### [DATASET ROWS]
--- START ---
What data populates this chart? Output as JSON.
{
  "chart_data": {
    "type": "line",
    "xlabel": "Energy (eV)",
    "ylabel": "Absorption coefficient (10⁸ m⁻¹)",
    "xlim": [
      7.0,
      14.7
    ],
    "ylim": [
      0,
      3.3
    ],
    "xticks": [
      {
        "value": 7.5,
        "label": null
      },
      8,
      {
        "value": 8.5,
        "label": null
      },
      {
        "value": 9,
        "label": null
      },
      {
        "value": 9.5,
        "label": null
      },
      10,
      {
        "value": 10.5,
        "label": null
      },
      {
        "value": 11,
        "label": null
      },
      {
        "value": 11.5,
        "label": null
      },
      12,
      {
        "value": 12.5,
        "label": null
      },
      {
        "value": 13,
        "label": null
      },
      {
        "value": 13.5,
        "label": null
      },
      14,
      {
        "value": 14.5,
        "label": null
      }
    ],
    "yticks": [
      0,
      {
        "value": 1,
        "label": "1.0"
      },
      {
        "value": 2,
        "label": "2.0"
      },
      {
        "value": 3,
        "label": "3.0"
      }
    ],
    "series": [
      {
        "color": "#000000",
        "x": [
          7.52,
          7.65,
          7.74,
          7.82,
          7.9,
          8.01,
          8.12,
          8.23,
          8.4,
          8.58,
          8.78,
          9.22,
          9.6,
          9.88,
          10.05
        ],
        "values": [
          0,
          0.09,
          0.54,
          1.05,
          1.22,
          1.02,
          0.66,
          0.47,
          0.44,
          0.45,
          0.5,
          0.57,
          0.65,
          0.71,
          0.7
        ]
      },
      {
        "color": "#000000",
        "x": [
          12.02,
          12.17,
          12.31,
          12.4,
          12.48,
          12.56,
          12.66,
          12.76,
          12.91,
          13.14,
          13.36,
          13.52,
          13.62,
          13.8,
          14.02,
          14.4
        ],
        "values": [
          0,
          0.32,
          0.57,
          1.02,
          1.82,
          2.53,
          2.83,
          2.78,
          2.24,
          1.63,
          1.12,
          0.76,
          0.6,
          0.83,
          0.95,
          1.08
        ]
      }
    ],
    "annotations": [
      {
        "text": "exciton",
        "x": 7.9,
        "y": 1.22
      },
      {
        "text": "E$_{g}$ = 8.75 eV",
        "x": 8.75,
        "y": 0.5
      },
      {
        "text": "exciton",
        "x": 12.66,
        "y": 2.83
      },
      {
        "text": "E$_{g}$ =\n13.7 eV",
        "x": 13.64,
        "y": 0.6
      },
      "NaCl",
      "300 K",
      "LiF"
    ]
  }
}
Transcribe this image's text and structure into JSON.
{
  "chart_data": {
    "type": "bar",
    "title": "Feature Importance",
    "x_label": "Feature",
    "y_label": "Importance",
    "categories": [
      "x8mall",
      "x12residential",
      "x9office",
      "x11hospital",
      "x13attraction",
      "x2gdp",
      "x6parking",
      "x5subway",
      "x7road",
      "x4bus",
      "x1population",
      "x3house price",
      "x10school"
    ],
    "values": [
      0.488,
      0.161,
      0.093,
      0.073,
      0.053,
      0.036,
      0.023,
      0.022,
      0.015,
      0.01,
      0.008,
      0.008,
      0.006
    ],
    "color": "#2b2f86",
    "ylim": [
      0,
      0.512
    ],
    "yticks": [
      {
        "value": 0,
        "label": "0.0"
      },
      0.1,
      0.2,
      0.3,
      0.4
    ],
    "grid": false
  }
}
--- END ---
Produce an exact copy of every entry above.

What data populates this chart? Output as JSON.
{
  "chart_data": {
    "type": "line",
    "xlabel": "Energy (eV)",
    "ylabel": "Absorption coefficient (10⁸ m⁻¹)",
    "xlim": [
      7.0,
      14.7
    ],
    "ylim": [
      0,
      3.3
    ],
    "xticks": [
      {
        "value": 7.5,
        "label": null
      },
      8,
      {
        "value": 8.5,
        "label": null
      },
      {
        "value": 9,
        "label": null
      },
      {
        "value": 9.5,
        "label": null
      },
      10,
      {
        "value": 10.5,
        "label": null
      },
      {
        "value": 11,
        "label": null
      },
      {
        "value": 11.5,
        "label": null
      },
      12,
      {
        "value": 12.5,
        "label": null
      },
      {
        "value": 13,
        "label": null
      },
      {
        "value": 13.5,
        "label": null
      },
      14,
      {
        "value": 14.5,
        "label": null
      }
    ],
    "yticks": [
      0,
      {
        "value": 1,
        "label": "1.0"
      },
      {
        "value": 2,
        "label": "2.0"
      },
      {
        "value": 3,
        "label": "3.0"
      }
    ],
    "series": [
      {
        "color": "#000000",
        "x": [
          7.52,
          7.65,
          7.74,
          7.82,
          7.9,
          8.01,
          8.12,
          8.23,
          8.4,
          8.58,
          8.78,
          9.22,
          9.6,
          9.88,
          10.05
        ],
        "values": [
          0,
          0.09,
          0.54,
          1.05,
          1.22,
          1.02,
          0.66,
          0.47,
          0.44,
          0.45,
          0.5,
          0.57,
          0.65,
          0.71,
          0.7
        ]
      },
      {
        "color": "#000000",
        "x": [
          12.02,
          12.17,
          12.31,
          12.4,
          12.48,
          12.56,
          12.66,
          12.76,
          12.91,
          13.14,
          13.36,
          13.52,
          13.62,
          13.8,
          14.02,
          14.4
        ],
        "values": [
          0,
          0.32,
          0.57,
          1.02,
          1.82,
          2.53,
          2.83,
          2.78,
          2.24,
          1.63,
          1.12,
          0.76,
          0.6,
          0.83,
          0.95,
          1.08
        ]
      }
    ],
    "annotations": [
      {
        "text": "exciton",
        "x": 7.9,
        "y": 1.22
      },
      {
        "text": "E$_{g}$ = 8.75 eV",
        "x": 8.75,
        "y": 0.5
      },
      {
        "text": "exciton",
        "x": 12.66,
        "y": 2.83
      },
      {
        "text": "E$_{g}$ =\n13.7 eV",
        "x": 13.64,
        "y": 0.6
      },
      "NaCl",
      "300 K",
      "LiF"
    ]
  }
}
Transcribe this image's text and structure into JSON.
{
  "chart_data": {
    "type": "bar",
    "title": "Feature Importance",
    "x_label": "Feature",
    "y_label": "Importance",
    "categories": [
      "x8mall",
      "x12residential",
      "x9office",
      "x11hospital",
      "x13attraction",
      "x2gdp",
      "x6parking",
      "x5subway",
      "x7road",
      "x4bus",
      "x1population",
      "x3house price",
      "x10school"
    ],
    "values": [
      0.488,
      0.161,
      0.093,
      0.073,
      0.053,
      0.036,
      0.023,
      0.022,
      0.015,
      0.01,
      0.008,
      0.008,
      0.006
    ],
    "color": "#2b2f86",
    "ylim": [
      0,
      0.512
    ],
    "yticks": [
      {
        "value": 0,
        "label": "0.0"
      },
      0.1,
      0.2,
      0.3,
      0.4
    ],
    "grid": false
  }
}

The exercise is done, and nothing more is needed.